_SELECTED EXTRACT_
# Kung Pow: Enter the Fist...Dumbest movie I have ever liked.



## Average Joey (Jan 7, 2005)

Anybody else?


----------



## blhowes (Jan 7, 2005)

> _Originally posted by Average Joey_
> Anybody else?


Based on this review, I think I'd like to see it:


> Kung Pow: Enter the Fist is a movie within a movie, created to spoof the martial arts genre. Writer/director Steve Oedekerk uses contemporary characters and splices them into a 1970s kung-fu film, weaving the new and old together. As the main character, The Chosen One, Oedekerk sets off to avenge the deaths of his parents at the hands of kung-fu legend Master Pain. Along the way, he encounters some strange characters, one of which is a cow trained in the martial arts.



...a cow trained in the martial arts? I've gotta see it. Is it out on video/DVD?


----------



## VirginiaHuguenot (Jan 7, 2005)

_Dumb and Dumber_ may be the dumbest of the dumb movies that I have ever likely liked. 

Anybody ever see _The Attack of the Killer Tomatoes_? 

[Edited on 7-1-2005 by VirginiaHuguenot]


----------



## BobVigneault (Jan 7, 2005)

That was a great one Andrew. (There's a nip in the air.)


----------



## blhowes (Jan 7, 2005)

> _Originally posted by Average Joey_
> Anybody else?


BTW, when I first read the title to your thread, my first thought was that the guy from American Idle now has a movie out - remember the oriental fellow (what's his name?) that couldn't sing at all and probably made a mint singing, "She bangs"

...if that were the case, I think I'd have to pass on seeing the movie


----------



## BobVigneault (Jan 7, 2005)

Bob, William Hung is making a movie. Truth IS stranger than fiction.

LOS ANGELES (Zap2it.com) - "American Idol" reject William Hung has parlayed his dubious celebrity into a movie career.

The 21-year-old civil engineering student makes his silver screen debut in the Cantonese-language film "Where Is Mama's Boy?," reports the AP.

The action comedy features Hung as a street vendor who becomes pals with Foon Ma, a music club owner played by Hong Kong star Nancy Sit.

Just as he did on "American Idol," Hung wants to project a positive attitude and be a good role model in his blossoming acting career.

"I would like to preserve a good image and not play the bad guy or do anything that's obscene," says the Hong Kong-born entertainer.

Hung horrified and delighted audiences alike on the third season of "American Idol" with his out-of-tune rendition of Ricky Martin's "She Bangs." His subsequent album "Inspiration" has sold more than 100,000 copies.

"Where Is Mama's Boy?" opens in Singapore on Thursday, Jan. 6.


----------



## daveb (Jan 7, 2005)

> _Originally posted by VirginiaHuguenot_
> _Dumb and Dumber_ may be the dumbest of the dumb movies that I have ever likely liked.

_DATA PROVIDED_
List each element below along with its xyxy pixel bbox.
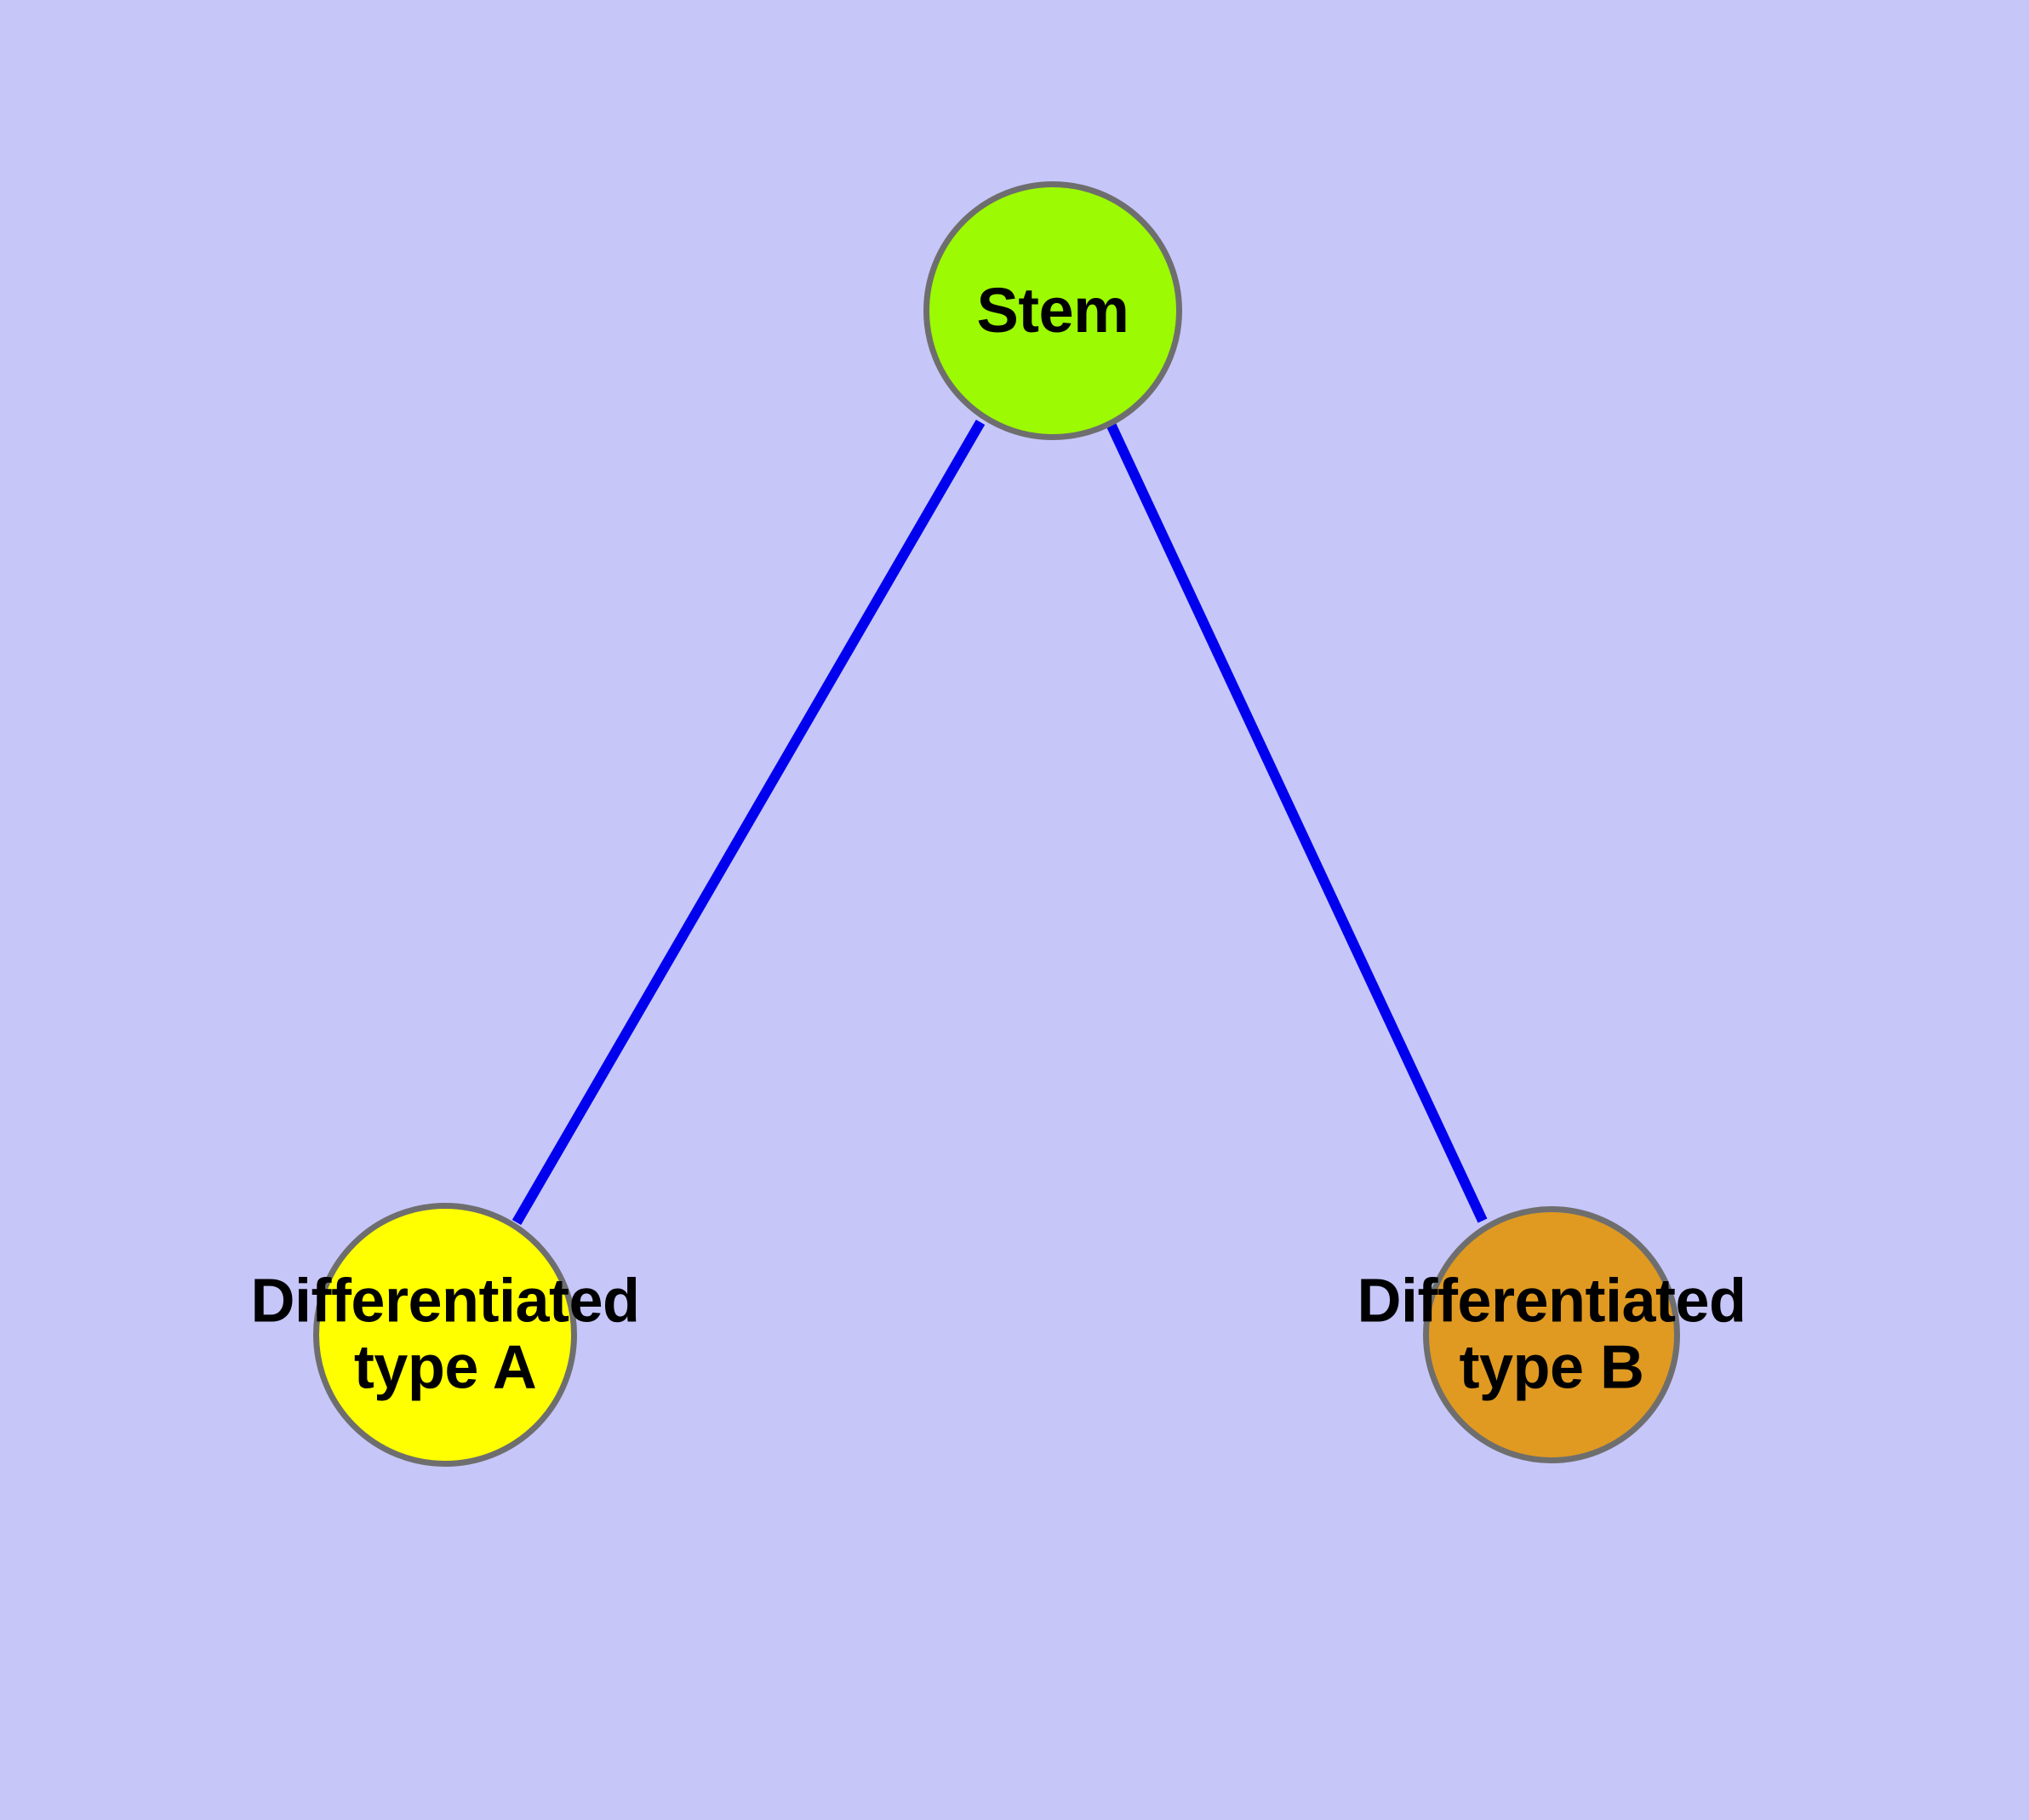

_TASKS TO COMPLETE_
a) Summarize the Kung Pow forum thread in two sentences.
b) Write the next part of the Kung Pow forum thread, continuing from the point where it stops.
The material is separate from the Kung Pow forum thread.

_ANSWERS BELOW_
a) Average Joey titles the thread by calling Kung Pow: Enter the Fist the dumbest movie the poster has ever liked, and blhowes quotes a review describing it as a spoof of the martial arts genre featuring a cow trained in the martial arts, then asks whether it is out on video/DVD. VirginiaHuguenot names Dumb and Dumber as perhaps the dumbest liked movie, and after blhowes recalls an "American Idol" contestant who couldn't sing, BobVigneault posts a news report that William Hung makes his screen debut in the Cantonese-language film "Where Is Mama's Boy?"

b)
That is a funny movie!


----------



## sastark (Jan 7, 2005)

I haven't seen "Kung Fu", but I have seen other things by the director, Steve Oedekerk. Has any one seen "Thumb Wars"? Or "Bat-thumb"? Completely hilarious. If Kung Fu is even close to the same level as these other "films", then I'm going to have to go see it.


----------



## blhowes (Jan 7, 2005)

> _Originally posted by maxdetail_
> Bob, William Hung is making a movie. Truth IS stranger than fiction.


Somehow, that doesn't surprise me.

It use to irritate me to no end listening to him sing "She Bangs", but I've gotta hand it to the guy. He's certainly made some good career moves and has taken advantage of opportunities within his grasp.


----------



## VirginiaHuguenot (Jan 7, 2005)

> _Originally posted by maxdetail_
> Bob, William Hung is making a movie. Truth IS stranger than fiction.



Shouldn't his 15 minutes of fame be up by now?


----------



## openairboy (Jan 7, 2005)

> _Originally posted by VirginiaHuguenot_
> 
> 
> > _Originally posted by maxdetail_
> ...



Yes, about 9 months ago, but he (or should I say his agent) is still milking it. It's dry, it's over, let it go.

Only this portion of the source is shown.